§ TASK BRIEF: Take the records underneath and set them down exactly.

§ PROVIDED RECORDS:
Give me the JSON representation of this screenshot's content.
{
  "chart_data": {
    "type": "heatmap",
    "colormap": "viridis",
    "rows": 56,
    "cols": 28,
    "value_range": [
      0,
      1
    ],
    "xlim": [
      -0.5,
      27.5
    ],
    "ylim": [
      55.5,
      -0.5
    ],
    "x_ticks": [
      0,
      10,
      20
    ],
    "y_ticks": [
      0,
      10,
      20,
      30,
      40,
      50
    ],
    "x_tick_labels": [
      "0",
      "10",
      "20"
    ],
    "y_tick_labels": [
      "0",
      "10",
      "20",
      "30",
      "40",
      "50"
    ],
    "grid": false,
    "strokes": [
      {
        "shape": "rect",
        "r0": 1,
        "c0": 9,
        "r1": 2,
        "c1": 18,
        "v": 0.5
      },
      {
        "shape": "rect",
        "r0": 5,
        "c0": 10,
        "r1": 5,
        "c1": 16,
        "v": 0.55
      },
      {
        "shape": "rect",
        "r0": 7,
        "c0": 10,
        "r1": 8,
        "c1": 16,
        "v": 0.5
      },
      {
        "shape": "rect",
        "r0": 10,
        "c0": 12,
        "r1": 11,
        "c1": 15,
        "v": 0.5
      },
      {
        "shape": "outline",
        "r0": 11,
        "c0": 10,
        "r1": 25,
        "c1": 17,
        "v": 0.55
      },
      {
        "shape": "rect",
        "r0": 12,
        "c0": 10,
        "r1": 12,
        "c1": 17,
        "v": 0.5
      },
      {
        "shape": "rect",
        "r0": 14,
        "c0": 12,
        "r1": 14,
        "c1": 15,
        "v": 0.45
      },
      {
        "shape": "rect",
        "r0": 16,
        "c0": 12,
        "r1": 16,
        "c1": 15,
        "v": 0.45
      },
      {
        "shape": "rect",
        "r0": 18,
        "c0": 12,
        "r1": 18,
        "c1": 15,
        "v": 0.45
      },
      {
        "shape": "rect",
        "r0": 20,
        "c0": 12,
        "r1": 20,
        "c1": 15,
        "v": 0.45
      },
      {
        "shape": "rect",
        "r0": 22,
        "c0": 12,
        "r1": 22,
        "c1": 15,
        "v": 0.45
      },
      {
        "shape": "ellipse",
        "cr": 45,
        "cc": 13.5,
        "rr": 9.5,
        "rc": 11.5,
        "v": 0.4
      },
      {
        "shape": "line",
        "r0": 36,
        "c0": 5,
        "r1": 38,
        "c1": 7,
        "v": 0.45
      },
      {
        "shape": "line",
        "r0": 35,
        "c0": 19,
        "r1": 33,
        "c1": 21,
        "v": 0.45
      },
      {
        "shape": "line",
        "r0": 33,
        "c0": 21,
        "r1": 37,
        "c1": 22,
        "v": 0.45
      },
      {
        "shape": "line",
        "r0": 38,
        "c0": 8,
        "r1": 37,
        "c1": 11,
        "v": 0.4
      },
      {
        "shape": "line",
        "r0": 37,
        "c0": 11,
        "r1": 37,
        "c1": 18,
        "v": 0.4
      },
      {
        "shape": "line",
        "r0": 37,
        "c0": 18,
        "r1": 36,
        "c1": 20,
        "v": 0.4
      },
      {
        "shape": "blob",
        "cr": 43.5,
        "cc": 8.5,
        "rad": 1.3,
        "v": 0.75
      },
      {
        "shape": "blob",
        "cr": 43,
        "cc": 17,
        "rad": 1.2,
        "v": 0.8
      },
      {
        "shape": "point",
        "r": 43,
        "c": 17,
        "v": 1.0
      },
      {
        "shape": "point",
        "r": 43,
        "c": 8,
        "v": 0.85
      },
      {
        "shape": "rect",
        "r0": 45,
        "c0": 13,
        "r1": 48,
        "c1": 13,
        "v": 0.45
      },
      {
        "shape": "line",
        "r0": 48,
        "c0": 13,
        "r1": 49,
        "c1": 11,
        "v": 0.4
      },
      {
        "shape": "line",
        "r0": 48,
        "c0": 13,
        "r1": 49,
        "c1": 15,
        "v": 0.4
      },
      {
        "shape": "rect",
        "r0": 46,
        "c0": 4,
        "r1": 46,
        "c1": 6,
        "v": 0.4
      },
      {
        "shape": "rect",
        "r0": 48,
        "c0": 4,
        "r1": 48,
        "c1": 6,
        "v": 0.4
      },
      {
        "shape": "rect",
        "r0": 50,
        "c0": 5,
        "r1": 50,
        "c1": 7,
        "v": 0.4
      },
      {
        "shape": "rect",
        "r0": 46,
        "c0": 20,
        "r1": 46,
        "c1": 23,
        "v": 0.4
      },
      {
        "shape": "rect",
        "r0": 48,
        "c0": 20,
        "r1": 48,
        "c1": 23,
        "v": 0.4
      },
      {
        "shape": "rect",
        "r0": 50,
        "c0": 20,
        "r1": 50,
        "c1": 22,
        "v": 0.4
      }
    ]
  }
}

§ TASK OUTPUT:
Give me the JSON representation of this screenshot's content.
{
  "chart_data": {
    "type": "heatmap",
    "colormap": "viridis",
    "rows": 56,
    "cols": 28,
    "value_range": [
      0,
      1
    ],
    "xlim": [
      -0.5,
      27.5
    ],
    "ylim": [
      55.5,
      -0.5
    ],
    "x_ticks": [
      0,
      10,
      20
    ],
    "y_ticks": [
      0,
      10,
      20,
      30,
      40,
      50
    ],
    "x_tick_labels": [
      "0",
      "10",
      "20"
    ],
    "y_tick_labels": [
      "0",
      "10",
      "20",
      "30",
      "40",
      "50"
    ],
    "grid": false,
    "strokes": [
      {
        "shape": "rect",
        "r0": 1,
        "c0": 9,
        "r1": 2,
        "c1": 18,
        "v": 0.5
      },
      {
        "shape": "rect",
        "r0": 5,
        "c0": 10,
        "r1": 5,
        "c1": 16,
        "v": 0.55
      },
      {
        "shape": "rect",
        "r0": 7,
        "c0": 10,
        "r1": 8,
        "c1": 16,
        "v": 0.5
      },
      {
        "shape": "rect",
        "r0": 10,
        "c0": 12,
        "r1": 11,
        "c1": 15,
        "v": 0.5
      },
      {
        "shape": "outline",
        "r0": 11,
        "c0": 10,
        "r1": 25,
        "c1": 17,
        "v": 0.55
      },
      {
        "shape": "rect",
        "r0": 12,
        "c0": 10,
        "r1": 12,
        "c1": 17,
        "v": 0.5
      },
      {
        "shape": "rect",
        "r0": 14,
        "c0": 12,
        "r1": 14,
        "c1": 15,
        "v": 0.45
      },
      {
        "shape": "rect",
        "r0": 16,
        "c0": 12,
        "r1": 16,
        "c1": 15,
        "v": 0.45
      },
      {
        "shape": "rect",
        "r0": 18,
        "c0": 12,
        "r1": 18,
        "c1": 15,
        "v": 0.45
      },
      {
        "shape": "rect",
        "r0": 20,
        "c0": 12,
        "r1": 20,
        "c1": 15,
        "v": 0.45
      },
      {
        "shape": "rect",
        "r0": 22,
        "c0": 12,
        "r1": 22,
        "c1": 15,
        "v": 0.45
      },
      {
        "shape": "ellipse",
        "cr": 45,
        "cc": 13.5,
        "rr": 9.5,
        "rc": 11.5,
        "v": 0.4
      },
      {
        "shape": "line",
        "r0": 36,
        "c0": 5,
        "r1": 38,
        "c1": 7,
        "v": 0.45
      },
      {
        "shape": "line",
        "r0": 35,
        "c0": 19,
        "r1": 33,
        "c1": 21,
        "v": 0.45
      },
      {
        "shape": "line",
        "r0": 33,
        "c0": 21,
        "r1": 37,
        "c1": 22,
        "v": 0.45
      },
      {
        "shape": "line",
        "r0": 38,
        "c0": 8,
        "r1": 37,
        "c1": 11,
        "v": 0.4
      },
      {
        "shape": "line",
        "r0": 37,
        "c0": 11,
        "r1": 37,
        "c1": 18,
        "v": 0.4
      },
      {
        "shape": "line",
        "r0": 37,
        "c0": 18,
        "r1": 36,
        "c1": 20,
        "v": 0.4
      },
      {
        "shape": "blob",
        "cr": 43.5,
        "cc": 8.5,
        "rad": 1.3,
        "v": 0.75
      },
      {
        "shape": "blob",
        "cr": 43,
        "cc": 17,
        "rad": 1.2,
        "v": 0.8
      },
      {
        "shape": "point",
        "r": 43,
        "c": 17,
        "v": 1.0
      },
      {
        "shape": "point",
        "r": 43,
        "c": 8,
        "v": 0.85
      },
      {
        "shape": "rect",
        "r0": 45,
        "c0": 13,
        "r1": 48,
        "c1": 13,
        "v": 0.45
      },
      {
        "shape": "line",
        "r0": 48,
        "c0": 13,
        "r1": 49,
        "c1": 11,
        "v": 0.4
      },
      {
        "shape": "line",
        "r0": 48,
        "c0": 13,
        "r1": 49,
        "c1": 15,
        "v": 0.4
      },
      {
        "shape": "rect",
        "r0": 46,
        "c0": 4,
        "r1": 46,
        "c1": 6,
        "v": 0.4
      },
      {
        "shape": "rect",
        "r0": 48,
        "c0": 4,
        "r1": 48,
        "c1": 6,
        "v": 0.4
      },
      {
        "shape": "rect",
        "r0": 50,
        "c0": 5,
        "r1": 50,
        "c1": 7,
        "v": 0.4
      },
      {
        "shape": "rect",
        "r0": 46,
        "c0": 20,
        "r1": 46,
        "c1": 23,
        "v": 0.4
      },
      {
        "shape": "rect",
        "r0": 48,
        "c0": 20,
        "r1": 48,
        "c1": 23,
        "v": 0.4
      },
      {
        "shape": "rect",
        "r0": 50,
        "c0": 20,
        "r1": 50,
        "c1": 22,
        "v": 0.4
      }
    ]
  }
}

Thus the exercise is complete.